| WHAT NEEDS TO BE DONE |
Reproduce all lines of the listing below in which the word "right" occurs.

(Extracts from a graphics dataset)
* * *
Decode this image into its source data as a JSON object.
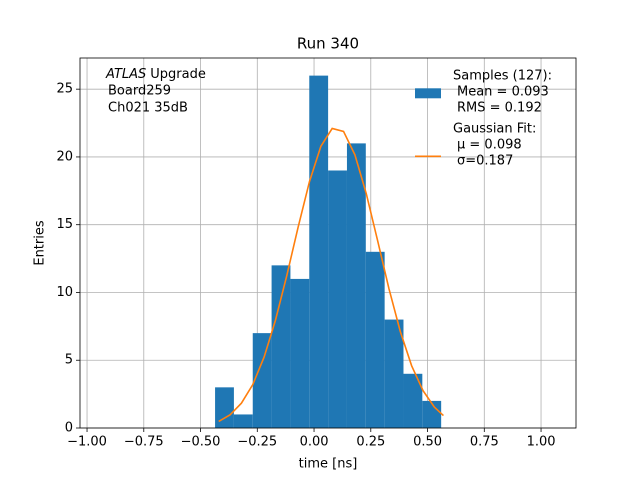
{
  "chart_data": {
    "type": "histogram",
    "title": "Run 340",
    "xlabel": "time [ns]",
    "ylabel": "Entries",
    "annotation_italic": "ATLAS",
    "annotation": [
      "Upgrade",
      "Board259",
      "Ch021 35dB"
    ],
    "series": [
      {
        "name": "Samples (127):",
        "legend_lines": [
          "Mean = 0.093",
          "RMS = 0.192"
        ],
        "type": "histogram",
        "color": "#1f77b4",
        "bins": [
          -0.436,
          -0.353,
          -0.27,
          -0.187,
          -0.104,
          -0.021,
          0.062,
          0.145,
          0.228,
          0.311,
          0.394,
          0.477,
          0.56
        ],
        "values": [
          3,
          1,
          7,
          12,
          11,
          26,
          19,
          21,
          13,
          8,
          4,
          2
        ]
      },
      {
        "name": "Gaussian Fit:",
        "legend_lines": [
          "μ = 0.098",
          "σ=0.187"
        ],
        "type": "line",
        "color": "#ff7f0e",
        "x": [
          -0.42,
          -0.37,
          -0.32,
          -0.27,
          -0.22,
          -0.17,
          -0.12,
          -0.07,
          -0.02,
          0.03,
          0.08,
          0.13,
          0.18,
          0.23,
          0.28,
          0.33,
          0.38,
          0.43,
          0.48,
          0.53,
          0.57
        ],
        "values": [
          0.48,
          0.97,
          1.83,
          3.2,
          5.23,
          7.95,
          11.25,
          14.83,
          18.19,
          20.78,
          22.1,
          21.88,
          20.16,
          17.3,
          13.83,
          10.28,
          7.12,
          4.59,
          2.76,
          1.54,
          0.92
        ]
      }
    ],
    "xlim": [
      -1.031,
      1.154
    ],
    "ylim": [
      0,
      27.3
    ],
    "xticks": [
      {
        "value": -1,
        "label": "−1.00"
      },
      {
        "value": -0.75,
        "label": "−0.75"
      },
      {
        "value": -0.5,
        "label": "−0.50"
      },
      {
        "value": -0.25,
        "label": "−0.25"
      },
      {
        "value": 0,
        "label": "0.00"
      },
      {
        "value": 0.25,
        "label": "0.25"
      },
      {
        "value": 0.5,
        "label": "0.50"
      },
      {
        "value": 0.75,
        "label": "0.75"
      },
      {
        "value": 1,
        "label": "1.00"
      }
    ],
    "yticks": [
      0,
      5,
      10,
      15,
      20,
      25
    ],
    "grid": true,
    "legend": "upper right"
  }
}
* * *
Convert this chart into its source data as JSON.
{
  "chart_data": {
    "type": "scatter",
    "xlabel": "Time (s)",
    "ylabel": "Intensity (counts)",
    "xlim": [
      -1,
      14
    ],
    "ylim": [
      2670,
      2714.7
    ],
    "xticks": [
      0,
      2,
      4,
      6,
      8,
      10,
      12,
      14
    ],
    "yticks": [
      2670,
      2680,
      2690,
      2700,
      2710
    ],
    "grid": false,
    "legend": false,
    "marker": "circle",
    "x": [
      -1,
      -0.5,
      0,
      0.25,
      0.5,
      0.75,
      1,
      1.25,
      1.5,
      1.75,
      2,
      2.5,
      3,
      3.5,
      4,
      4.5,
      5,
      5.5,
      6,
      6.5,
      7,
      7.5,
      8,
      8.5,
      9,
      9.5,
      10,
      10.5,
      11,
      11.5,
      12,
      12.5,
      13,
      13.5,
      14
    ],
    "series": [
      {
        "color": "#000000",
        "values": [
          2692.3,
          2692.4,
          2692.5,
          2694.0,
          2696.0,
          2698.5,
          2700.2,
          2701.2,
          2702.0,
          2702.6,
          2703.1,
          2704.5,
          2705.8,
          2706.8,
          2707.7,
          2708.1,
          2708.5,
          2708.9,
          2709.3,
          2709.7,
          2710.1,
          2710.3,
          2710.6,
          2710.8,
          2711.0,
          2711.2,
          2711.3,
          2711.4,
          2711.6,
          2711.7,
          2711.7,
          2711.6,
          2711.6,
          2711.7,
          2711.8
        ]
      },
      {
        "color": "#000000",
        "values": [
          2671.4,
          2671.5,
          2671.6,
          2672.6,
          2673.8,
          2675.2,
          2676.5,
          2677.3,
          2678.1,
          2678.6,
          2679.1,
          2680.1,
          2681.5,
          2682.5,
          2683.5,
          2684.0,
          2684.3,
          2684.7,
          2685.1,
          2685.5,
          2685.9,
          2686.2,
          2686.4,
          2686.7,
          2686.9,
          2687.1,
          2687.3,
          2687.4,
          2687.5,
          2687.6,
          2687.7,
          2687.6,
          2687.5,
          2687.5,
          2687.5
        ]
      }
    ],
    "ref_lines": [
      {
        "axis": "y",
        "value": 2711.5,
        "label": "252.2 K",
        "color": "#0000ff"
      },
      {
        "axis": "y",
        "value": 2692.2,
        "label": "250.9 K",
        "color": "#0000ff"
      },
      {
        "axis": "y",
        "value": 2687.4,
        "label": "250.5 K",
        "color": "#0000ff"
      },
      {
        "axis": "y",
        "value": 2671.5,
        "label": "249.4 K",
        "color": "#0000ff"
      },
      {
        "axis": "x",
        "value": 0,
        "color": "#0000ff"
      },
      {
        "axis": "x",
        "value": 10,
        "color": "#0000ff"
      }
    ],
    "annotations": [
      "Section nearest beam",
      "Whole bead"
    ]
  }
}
* * *
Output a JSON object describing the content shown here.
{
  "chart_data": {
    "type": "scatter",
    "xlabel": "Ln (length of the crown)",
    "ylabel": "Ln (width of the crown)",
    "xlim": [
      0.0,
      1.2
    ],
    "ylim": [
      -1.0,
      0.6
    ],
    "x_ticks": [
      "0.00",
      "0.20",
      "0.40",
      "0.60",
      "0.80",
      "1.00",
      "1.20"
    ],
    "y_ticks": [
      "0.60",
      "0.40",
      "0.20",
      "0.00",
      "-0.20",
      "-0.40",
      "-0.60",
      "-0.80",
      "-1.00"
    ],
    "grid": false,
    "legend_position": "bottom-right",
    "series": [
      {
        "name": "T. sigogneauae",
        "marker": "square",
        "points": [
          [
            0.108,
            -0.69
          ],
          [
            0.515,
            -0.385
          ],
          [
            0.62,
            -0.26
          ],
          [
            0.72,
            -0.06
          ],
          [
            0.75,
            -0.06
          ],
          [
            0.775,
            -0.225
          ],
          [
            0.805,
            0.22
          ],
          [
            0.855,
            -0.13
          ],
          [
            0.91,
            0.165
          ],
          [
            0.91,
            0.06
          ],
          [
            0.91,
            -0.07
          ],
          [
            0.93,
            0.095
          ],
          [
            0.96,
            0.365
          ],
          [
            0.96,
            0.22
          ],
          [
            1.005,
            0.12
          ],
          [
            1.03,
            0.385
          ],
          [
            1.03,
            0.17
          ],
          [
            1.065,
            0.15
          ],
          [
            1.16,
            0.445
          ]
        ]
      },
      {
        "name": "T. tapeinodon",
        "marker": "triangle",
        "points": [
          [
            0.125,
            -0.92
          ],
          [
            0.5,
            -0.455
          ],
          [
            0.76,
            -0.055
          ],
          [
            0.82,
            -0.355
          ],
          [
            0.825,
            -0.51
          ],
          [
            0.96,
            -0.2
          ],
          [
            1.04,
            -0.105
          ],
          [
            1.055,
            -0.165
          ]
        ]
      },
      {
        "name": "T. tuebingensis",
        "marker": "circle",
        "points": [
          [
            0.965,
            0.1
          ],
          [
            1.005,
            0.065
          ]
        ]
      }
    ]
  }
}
* * *
| TASK ANSWER |
    "legend": "upper right"
    "legend_position": "bottom-right",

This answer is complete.